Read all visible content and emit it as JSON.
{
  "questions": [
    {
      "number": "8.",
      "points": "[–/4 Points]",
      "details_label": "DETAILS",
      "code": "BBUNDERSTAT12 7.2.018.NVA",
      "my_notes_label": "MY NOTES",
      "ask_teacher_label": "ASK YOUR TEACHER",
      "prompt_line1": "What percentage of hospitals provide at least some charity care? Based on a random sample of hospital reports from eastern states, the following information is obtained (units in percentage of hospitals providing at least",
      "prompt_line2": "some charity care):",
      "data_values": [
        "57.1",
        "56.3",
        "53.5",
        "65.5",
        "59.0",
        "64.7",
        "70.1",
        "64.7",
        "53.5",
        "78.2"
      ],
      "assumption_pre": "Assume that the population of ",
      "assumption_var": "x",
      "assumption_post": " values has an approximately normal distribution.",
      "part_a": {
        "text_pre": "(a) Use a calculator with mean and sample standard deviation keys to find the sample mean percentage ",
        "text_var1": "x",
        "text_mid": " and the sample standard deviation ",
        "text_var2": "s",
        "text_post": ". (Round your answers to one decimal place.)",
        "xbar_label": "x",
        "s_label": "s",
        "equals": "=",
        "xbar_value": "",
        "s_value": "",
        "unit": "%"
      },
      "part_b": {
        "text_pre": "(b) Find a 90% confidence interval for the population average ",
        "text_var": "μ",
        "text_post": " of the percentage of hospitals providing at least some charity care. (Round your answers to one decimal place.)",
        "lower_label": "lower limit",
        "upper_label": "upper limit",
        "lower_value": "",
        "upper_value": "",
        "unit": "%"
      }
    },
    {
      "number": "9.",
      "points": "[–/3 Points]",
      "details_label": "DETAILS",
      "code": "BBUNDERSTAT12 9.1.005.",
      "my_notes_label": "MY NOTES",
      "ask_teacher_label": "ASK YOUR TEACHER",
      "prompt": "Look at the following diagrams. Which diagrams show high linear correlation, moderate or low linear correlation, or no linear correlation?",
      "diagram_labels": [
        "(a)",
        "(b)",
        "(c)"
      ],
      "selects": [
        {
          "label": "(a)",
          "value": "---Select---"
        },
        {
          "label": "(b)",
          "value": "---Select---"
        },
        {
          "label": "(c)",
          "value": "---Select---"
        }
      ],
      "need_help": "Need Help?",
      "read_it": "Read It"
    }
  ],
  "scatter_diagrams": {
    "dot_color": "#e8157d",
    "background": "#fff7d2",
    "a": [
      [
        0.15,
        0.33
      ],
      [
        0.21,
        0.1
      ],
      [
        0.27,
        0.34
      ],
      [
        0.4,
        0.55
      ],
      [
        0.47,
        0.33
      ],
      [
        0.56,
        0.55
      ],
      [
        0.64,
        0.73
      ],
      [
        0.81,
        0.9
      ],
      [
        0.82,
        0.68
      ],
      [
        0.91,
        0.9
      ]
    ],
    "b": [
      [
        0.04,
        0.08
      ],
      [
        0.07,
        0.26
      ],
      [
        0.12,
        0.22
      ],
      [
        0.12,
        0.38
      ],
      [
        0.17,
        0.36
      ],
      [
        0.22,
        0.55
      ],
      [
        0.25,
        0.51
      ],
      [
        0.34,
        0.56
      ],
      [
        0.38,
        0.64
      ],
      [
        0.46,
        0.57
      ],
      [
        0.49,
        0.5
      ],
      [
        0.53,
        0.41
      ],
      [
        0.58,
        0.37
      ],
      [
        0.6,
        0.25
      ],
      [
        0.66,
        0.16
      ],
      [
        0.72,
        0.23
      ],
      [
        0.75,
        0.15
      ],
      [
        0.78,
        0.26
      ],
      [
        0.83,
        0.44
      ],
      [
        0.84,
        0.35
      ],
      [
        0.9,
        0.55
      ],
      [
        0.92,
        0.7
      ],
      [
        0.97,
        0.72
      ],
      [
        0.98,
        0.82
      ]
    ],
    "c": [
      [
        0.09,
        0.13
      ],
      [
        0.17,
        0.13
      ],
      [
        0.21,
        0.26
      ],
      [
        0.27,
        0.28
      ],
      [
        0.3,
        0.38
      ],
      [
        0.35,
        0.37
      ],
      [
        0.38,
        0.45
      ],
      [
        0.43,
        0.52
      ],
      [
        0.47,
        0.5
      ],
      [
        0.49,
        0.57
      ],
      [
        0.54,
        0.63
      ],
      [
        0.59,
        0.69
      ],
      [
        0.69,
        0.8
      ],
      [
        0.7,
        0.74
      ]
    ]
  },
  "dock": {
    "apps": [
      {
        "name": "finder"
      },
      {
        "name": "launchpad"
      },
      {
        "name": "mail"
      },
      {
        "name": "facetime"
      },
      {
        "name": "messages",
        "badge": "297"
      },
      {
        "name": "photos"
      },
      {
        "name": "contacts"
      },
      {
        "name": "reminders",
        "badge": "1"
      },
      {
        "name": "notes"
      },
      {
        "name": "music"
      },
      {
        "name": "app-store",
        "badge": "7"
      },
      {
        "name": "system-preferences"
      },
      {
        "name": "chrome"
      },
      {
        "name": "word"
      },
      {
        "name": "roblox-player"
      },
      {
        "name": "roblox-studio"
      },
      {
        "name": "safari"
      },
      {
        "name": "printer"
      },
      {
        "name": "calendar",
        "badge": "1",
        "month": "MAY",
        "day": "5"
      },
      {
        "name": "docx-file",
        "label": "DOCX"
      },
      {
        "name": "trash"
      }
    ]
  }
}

TASK INSTRUCTIONS> Your task is to print the whole listing again exactly.

TASK OUTPUT>
Read all visible content and emit it as JSON.
{
  "questions": [
    {
      "number": "8.",
      "points": "[–/4 Points]",
      "details_label": "DETAILS",
      "code": "BBUNDERSTAT12 7.2.018.NVA",
      "my_notes_label": "MY NOTES",
      "ask_teacher_label": "ASK YOUR TEACHER",
      "prompt_line1": "What percentage of hospitals provide at least some charity care? Based on a random sample of hospital reports from eastern states, the following information is obtained (units in percentage of hospitals providing at least",
      "prompt_line2": "some charity care):",
      "data_values": [
        "57.1",
        "56.3",
        "53.5",
        "65.5",
        "59.0",
        "64.7",
        "70.1",
        "64.7",
        "53.5",
        "78.2"
      ],
      "assumption_pre": "Assume that the population of ",
      "assumption_var": "x",
      "assumption_post": " values has an approximately normal distribution.",
      "part_a": {
        "text_pre": "(a) Use a calculator with mean and sample standard deviation keys to find the sample mean percentage ",
        "text_var1": "x",
        "text_mid": " and the sample standard deviation ",
        "text_var2": "s",
        "text_post": ". (Round your answers to one decimal place.)",
        "xbar_label": "x",
        "s_label": "s",
        "equals": "=",
        "xbar_value": "",
        "s_value": "",
        "unit": "%"
      },
      "part_b": {
        "text_pre": "(b) Find a 90% confidence interval for the population average ",
        "text_var": "μ",
        "text_post": " of the percentage of hospitals providing at least some charity care. (Round your answers to one decimal place.)",
        "lower_label": "lower limit",
        "upper_label": "upper limit",
        "lower_value": "",
        "upper_value": "",
        "unit": "%"
      }
    },
    {
      "number": "9.",
      "points": "[–/3 Points]",
      "details_label": "DETAILS",
      "code": "BBUNDERSTAT12 9.1.005.",
      "my_notes_label": "MY NOTES",
      "ask_teacher_label": "ASK YOUR TEACHER",
      "prompt": "Look at the following diagrams. Which diagrams show high linear correlation, moderate or low linear correlation, or no linear correlation?",
      "diagram_labels": [
        "(a)",
        "(b)",
        "(c)"
      ],
      "selects": [
        {
          "label": "(a)",
          "value": "---Select---"
        },
        {
          "label": "(b)",
          "value": "---Select---"
        },
        {
          "label": "(c)",
          "value": "---Select---"
        }
      ],
      "need_help": "Need Help?",
      "read_it": "Read It"
    }
  ],
  "scatter_diagrams": {
    "dot_color": "#e8157d",
    "background": "#fff7d2",
    "a": [
      [
        0.15,
        0.33
      ],
      [
        0.21,
        0.1
      ],
      [
        0.27,
        0.34
      ],
      [
        0.4,
        0.55
      ],
      [
        0.47,
        0.33
      ],
      [
        0.56,
        0.55
      ],
      [
        0.64,
        0.73
      ],
      [
        0.81,
        0.9
      ],
      [
        0.82,
        0.68
      ],
      [
        0.91,
        0.9
      ]
    ],
    "b": [
      [
        0.04,
        0.08
      ],
      [
        0.07,
        0.26
      ],
      [
        0.12,
        0.22
      ],
      [
        0.12,
        0.38
      ],
      [
        0.17,
        0.36
      ],
      [
        0.22,
        0.55
      ],
      [
        0.25,
        0.51
      ],
      [
        0.34,
        0.56
      ],
      [
        0.38,
        0.64
      ],
      [
        0.46,
        0.57
      ],
      [
        0.49,
        0.5
      ],
      [
        0.53,
        0.41
      ],
      [
        0.58,
        0.37
      ],
      [
        0.6,
        0.25
      ],
      [
        0.66,
        0.16
      ],
      [
        0.72,
        0.23
      ],
      [
        0.75,
        0.15
      ],
      [
        0.78,
        0.26
      ],
      [
        0.83,
        0.44
      ],
      [
        0.84,
        0.35
      ],
      [
        0.9,
        0.55
      ],
      [
        0.92,
        0.7
      ],
      [
        0.97,
        0.72
      ],
      [
        0.98,
        0.82
      ]
    ],
    "c": [
      [
        0.09,
        0.13
      ],
      [
        0.17,
        0.13
      ],
      [
        0.21,
        0.26
      ],
      [
        0.27,
        0.28
      ],
      [
        0.3,
        0.38
      ],
      [
        0.35,
        0.37
      ],
      [
        0.38,
        0.45
      ],
      [
        0.43,
        0.52
      ],
      [
        0.47,
        0.5
      ],
      [
        0.49,
        0.57
      ],
      [
        0.54,
        0.63
      ],
      [
        0.59,
        0.69
      ],
      [
        0.69,
        0.8
      ],
      [
        0.7,
        0.74
      ]
    ]
  },
  "dock": {
    "apps": [
      {
        "name": "finder"
      },
      {
        "name": "launchpad"
      },
      {
        "name": "mail"
      },
      {
        "name": "facetime"
      },
      {
        "name": "messages",
        "badge": "297"
      },
      {
        "name": "photos"
      },
      {
        "name": "contacts"
      },
      {
        "name": "reminders",
        "badge": "1"
      },
      {
        "name": "notes"
      },
      {
        "name": "music"
      },
      {
        "name": "app-store",
        "badge": "7"
      },
      {
        "name": "system-preferences"
      },
      {
        "name": "chrome"
      },
      {
        "name": "word"
      },
      {
        "name": "roblox-player"
      },
      {
        "name": "roblox-studio"
      },
      {
        "name": "safari"
      },
      {
        "name": "printer"
      },
      {
        "name": "calendar",
        "badge": "1",
        "month": "MAY",
        "day": "5"
      },
      {
        "name": "docx-file",
        "label": "DOCX"
      },
      {
        "name": "trash"
      }
    ]
  }
}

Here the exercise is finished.